* Exercise data *
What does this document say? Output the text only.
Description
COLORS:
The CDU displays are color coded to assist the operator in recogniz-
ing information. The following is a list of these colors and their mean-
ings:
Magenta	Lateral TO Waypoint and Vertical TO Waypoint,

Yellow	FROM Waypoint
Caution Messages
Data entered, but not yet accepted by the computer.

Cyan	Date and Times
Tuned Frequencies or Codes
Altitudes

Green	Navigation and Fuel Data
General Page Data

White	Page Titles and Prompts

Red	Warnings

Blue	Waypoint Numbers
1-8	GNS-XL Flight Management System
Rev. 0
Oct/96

* What needs to be done *
All of the entries above should be written out again exactly.

* Full solution *
What does this document say? Output the text only.
Description
COLORS:
The CDU displays are color coded to assist the operator in recogniz-
ing information. The following is a list of these colors and their mean-
ings:
Magenta	Lateral TO Waypoint and Vertical TO Waypoint,

Yellow	FROM Waypoint
Caution Messages
Data entered, but not yet accepted by the computer.

Cyan	Date and Times
Tuned Frequencies or Codes
Altitudes

Green	Navigation and Fuel Data
General Page Data

White	Page Titles and Prompts

Red	Warnings

Blue	Waypoint Numbers
1-8	GNS-XL Flight Management System
Rev. 0
Oct/96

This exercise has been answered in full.